▸ Items from a data source:
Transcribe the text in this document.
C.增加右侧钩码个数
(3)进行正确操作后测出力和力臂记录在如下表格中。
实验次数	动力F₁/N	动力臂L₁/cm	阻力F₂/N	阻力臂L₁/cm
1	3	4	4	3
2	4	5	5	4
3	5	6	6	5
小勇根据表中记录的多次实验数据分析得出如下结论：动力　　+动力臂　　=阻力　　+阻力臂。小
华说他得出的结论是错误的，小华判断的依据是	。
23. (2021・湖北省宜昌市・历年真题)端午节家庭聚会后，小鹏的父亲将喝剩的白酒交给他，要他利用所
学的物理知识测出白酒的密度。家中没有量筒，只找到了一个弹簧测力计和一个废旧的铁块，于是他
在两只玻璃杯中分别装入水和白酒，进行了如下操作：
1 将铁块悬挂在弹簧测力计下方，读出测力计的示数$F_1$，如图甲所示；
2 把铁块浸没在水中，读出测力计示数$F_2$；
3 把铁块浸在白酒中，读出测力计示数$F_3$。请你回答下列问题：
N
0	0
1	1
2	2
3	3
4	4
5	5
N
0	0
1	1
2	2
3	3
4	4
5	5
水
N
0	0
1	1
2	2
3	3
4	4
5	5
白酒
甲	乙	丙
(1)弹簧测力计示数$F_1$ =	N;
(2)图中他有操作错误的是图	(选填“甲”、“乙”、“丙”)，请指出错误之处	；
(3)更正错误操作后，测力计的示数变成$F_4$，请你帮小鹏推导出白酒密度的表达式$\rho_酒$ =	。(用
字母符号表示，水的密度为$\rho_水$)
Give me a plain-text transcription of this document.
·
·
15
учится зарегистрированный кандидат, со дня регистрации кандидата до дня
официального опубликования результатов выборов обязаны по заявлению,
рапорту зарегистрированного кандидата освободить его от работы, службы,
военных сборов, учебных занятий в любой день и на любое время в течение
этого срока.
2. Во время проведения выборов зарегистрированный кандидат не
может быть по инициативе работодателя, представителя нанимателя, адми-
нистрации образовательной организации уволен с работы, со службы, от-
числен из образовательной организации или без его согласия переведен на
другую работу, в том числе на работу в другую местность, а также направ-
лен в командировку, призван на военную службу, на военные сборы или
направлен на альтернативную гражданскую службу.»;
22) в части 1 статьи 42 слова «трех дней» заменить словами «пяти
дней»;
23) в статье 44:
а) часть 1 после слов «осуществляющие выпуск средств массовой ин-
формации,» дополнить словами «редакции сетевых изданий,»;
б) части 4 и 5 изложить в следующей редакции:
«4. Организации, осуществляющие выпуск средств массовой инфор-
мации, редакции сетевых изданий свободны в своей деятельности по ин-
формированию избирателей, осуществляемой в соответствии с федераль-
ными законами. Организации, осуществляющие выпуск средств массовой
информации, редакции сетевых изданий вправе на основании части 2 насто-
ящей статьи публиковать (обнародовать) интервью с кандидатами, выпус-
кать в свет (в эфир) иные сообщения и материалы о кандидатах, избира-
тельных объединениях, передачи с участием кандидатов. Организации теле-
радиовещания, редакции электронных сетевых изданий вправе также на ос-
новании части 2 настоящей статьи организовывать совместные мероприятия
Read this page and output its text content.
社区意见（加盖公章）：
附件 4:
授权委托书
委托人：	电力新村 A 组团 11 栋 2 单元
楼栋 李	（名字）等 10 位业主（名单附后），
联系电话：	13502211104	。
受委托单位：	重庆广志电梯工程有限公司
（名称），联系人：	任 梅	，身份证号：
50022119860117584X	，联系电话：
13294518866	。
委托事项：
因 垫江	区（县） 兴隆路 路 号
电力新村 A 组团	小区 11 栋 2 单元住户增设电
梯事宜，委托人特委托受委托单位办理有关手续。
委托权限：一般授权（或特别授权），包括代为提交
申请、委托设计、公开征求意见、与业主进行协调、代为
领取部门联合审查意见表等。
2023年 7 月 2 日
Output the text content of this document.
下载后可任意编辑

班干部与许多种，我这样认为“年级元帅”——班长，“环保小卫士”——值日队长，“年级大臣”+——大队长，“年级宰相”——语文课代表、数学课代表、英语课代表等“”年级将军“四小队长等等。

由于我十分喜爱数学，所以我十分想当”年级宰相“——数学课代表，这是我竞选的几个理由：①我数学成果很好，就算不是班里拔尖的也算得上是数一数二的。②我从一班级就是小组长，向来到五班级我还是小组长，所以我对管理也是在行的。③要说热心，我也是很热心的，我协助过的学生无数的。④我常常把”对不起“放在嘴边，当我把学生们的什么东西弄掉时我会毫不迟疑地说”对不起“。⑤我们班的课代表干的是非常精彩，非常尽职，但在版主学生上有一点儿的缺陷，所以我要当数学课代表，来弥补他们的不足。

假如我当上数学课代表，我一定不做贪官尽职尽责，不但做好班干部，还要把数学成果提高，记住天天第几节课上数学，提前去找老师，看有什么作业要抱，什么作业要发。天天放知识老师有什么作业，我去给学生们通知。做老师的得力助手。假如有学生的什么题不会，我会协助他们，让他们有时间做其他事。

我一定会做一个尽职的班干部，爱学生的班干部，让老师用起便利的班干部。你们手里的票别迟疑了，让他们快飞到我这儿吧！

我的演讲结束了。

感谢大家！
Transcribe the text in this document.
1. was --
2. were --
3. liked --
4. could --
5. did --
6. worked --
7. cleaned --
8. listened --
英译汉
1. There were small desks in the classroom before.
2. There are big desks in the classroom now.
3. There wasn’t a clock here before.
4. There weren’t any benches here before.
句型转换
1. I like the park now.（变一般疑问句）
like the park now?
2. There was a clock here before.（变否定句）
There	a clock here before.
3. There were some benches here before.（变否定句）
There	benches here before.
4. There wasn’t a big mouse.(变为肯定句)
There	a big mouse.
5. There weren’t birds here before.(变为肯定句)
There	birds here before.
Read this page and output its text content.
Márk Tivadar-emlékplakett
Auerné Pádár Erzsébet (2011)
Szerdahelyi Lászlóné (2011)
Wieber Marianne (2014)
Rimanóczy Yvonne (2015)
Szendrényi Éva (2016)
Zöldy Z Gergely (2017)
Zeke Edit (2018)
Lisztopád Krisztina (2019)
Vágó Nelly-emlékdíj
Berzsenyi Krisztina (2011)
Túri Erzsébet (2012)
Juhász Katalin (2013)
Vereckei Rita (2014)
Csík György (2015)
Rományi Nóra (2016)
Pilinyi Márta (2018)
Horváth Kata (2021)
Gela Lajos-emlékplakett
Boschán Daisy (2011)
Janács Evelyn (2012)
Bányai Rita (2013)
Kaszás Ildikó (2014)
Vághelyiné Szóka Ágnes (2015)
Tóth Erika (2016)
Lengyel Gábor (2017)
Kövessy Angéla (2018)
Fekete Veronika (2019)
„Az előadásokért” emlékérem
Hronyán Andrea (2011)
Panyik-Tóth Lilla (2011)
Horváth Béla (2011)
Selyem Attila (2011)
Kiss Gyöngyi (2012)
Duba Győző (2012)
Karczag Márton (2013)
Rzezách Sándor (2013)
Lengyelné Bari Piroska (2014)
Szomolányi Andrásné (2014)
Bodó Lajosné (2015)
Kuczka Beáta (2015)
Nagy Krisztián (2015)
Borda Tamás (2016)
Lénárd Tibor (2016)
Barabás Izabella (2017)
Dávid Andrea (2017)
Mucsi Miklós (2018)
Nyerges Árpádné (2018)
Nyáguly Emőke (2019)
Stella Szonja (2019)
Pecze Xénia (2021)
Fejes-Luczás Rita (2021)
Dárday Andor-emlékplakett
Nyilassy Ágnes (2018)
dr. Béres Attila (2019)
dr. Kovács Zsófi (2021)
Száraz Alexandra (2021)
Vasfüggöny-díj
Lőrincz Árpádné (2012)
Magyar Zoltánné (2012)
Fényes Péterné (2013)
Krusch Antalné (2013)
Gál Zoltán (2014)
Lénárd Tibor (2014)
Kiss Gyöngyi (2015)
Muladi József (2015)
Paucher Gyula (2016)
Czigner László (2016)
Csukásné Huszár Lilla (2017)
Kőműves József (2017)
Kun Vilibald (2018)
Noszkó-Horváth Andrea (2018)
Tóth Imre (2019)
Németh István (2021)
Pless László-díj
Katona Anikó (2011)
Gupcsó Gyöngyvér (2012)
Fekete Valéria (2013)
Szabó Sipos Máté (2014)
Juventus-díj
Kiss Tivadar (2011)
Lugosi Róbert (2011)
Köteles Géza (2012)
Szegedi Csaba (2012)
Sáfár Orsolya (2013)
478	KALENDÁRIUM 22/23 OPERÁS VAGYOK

▸ What to produce: Copy in full each line that holds the word "время".

▸ Expected answer:
военных сборов, учебных занятий в любой день и на любое время в течение
2. Во время проведения выборов зарегистрированный кандидат не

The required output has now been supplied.